# [SHORT EXERCISE]
Show each line from the listing that includes the word "الدولة".

# [ENTRIES PROVIDED]
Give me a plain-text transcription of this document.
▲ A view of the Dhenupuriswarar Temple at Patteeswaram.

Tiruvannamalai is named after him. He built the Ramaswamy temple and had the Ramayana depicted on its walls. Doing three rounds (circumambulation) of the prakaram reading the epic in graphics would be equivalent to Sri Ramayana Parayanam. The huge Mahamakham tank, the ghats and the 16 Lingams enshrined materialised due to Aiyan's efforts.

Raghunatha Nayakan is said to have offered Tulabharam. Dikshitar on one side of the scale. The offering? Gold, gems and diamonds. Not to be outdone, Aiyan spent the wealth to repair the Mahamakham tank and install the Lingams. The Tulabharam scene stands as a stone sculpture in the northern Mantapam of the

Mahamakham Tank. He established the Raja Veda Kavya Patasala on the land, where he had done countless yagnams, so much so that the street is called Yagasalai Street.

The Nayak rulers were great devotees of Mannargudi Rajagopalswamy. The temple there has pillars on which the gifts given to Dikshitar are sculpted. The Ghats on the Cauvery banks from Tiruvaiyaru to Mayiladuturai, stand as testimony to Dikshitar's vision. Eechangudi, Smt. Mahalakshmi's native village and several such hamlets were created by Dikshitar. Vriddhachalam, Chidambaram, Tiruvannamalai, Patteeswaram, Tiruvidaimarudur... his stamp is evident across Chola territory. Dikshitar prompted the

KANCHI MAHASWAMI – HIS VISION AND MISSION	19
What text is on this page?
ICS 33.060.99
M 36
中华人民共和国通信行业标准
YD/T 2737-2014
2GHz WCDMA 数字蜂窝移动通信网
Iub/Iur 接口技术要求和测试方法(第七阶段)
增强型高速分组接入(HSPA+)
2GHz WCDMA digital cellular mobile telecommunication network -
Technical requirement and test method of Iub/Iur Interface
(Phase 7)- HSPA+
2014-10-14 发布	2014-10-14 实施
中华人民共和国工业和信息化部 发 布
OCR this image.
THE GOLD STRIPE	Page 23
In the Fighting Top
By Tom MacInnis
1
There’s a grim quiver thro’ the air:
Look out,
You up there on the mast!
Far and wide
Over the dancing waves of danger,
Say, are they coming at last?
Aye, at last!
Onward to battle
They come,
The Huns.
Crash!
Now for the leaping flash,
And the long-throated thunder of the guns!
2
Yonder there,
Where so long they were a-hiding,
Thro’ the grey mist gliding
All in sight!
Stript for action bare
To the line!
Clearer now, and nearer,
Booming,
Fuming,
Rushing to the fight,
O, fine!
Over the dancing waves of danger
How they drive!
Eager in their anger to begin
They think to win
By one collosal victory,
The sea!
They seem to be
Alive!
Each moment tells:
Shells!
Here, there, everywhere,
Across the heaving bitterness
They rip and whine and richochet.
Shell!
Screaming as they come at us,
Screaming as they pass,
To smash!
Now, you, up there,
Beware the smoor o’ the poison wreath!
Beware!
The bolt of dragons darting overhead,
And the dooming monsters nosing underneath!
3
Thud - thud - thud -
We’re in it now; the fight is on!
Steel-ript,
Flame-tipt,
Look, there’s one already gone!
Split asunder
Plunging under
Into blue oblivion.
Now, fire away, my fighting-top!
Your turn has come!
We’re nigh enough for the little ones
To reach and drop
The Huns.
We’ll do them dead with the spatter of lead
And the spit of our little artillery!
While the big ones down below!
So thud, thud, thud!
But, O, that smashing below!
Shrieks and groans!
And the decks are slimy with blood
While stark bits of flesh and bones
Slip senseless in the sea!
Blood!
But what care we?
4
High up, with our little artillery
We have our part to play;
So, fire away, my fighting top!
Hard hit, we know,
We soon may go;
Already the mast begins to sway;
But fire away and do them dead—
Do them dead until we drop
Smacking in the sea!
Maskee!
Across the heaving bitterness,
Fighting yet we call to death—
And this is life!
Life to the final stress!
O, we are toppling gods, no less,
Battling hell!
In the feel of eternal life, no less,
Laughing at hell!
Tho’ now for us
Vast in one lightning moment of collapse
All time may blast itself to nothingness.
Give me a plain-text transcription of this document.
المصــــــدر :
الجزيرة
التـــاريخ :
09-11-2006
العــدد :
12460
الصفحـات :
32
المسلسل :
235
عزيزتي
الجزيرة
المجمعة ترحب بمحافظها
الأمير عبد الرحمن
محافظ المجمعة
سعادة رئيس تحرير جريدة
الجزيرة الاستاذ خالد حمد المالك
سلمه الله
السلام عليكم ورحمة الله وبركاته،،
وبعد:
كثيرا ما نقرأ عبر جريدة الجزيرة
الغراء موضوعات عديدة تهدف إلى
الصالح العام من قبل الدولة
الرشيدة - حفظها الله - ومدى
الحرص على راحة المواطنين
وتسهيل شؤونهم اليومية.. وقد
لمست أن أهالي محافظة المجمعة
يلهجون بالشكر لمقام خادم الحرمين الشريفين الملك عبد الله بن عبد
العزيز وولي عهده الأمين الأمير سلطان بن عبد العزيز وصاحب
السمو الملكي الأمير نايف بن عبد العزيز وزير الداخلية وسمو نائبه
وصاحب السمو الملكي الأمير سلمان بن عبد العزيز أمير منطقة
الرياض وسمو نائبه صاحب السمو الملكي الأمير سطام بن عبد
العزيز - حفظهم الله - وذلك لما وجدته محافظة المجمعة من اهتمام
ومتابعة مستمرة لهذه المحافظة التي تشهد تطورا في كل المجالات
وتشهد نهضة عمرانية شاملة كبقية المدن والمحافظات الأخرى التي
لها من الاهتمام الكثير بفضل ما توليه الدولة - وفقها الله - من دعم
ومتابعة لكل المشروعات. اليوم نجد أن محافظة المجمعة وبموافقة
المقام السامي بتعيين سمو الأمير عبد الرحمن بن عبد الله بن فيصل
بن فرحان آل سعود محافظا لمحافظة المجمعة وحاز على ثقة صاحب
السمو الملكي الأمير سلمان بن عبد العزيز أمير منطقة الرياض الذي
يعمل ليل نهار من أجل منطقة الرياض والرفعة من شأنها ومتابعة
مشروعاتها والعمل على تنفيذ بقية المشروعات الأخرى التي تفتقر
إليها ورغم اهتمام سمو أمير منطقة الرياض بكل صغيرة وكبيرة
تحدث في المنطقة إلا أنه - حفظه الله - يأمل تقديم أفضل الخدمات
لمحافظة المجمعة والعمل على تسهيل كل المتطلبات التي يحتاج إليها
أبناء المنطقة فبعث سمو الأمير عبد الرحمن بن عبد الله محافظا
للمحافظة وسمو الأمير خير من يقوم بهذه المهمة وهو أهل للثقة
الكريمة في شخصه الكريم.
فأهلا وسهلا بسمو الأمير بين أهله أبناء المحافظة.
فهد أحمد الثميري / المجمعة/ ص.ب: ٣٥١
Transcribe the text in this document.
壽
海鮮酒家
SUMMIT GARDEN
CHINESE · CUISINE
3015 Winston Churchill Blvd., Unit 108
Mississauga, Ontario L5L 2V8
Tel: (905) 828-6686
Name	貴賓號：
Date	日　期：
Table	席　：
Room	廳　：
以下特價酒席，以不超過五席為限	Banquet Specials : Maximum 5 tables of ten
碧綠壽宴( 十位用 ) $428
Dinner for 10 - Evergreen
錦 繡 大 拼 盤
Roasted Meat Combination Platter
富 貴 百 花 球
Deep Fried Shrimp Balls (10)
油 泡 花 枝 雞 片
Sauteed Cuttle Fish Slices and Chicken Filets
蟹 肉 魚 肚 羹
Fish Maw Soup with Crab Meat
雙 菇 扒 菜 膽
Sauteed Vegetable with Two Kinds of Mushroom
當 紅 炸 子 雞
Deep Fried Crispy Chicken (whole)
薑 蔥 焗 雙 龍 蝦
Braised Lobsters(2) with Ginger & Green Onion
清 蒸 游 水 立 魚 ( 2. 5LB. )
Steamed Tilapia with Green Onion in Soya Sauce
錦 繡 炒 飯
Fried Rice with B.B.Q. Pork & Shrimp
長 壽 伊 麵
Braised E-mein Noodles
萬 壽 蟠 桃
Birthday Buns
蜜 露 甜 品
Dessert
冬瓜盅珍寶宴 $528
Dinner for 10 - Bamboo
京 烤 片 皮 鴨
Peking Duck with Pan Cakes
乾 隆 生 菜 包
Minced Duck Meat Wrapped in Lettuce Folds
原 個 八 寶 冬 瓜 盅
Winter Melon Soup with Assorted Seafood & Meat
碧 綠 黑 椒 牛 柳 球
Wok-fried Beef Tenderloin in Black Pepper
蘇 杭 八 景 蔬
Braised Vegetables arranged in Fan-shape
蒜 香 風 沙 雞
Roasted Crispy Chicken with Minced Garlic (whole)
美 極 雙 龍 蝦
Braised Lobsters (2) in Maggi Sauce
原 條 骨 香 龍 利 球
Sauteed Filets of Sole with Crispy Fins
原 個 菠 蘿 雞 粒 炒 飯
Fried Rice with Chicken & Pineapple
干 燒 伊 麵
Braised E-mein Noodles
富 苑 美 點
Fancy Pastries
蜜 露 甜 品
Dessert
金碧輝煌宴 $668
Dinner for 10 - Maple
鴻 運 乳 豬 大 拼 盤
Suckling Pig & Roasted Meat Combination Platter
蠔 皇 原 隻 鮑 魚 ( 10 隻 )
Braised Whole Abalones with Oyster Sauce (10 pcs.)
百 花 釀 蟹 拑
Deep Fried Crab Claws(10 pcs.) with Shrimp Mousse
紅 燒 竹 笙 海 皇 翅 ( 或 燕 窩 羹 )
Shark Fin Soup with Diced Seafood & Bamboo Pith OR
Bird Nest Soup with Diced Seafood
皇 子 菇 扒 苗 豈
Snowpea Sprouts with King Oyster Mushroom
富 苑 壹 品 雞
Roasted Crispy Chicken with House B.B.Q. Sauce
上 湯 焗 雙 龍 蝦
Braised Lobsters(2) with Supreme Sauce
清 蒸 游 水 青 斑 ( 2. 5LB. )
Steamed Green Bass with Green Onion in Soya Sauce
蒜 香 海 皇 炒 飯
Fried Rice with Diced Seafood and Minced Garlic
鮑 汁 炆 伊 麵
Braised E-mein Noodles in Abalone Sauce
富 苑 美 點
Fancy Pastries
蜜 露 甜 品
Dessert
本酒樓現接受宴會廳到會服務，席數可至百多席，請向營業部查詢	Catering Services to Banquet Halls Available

# [COMPLETED EXERCISE]
الصالح العام من قبل الدولة
لها من الاهتمام الكثير بفضل ما توليه الدولة - وفقها الله - من دعم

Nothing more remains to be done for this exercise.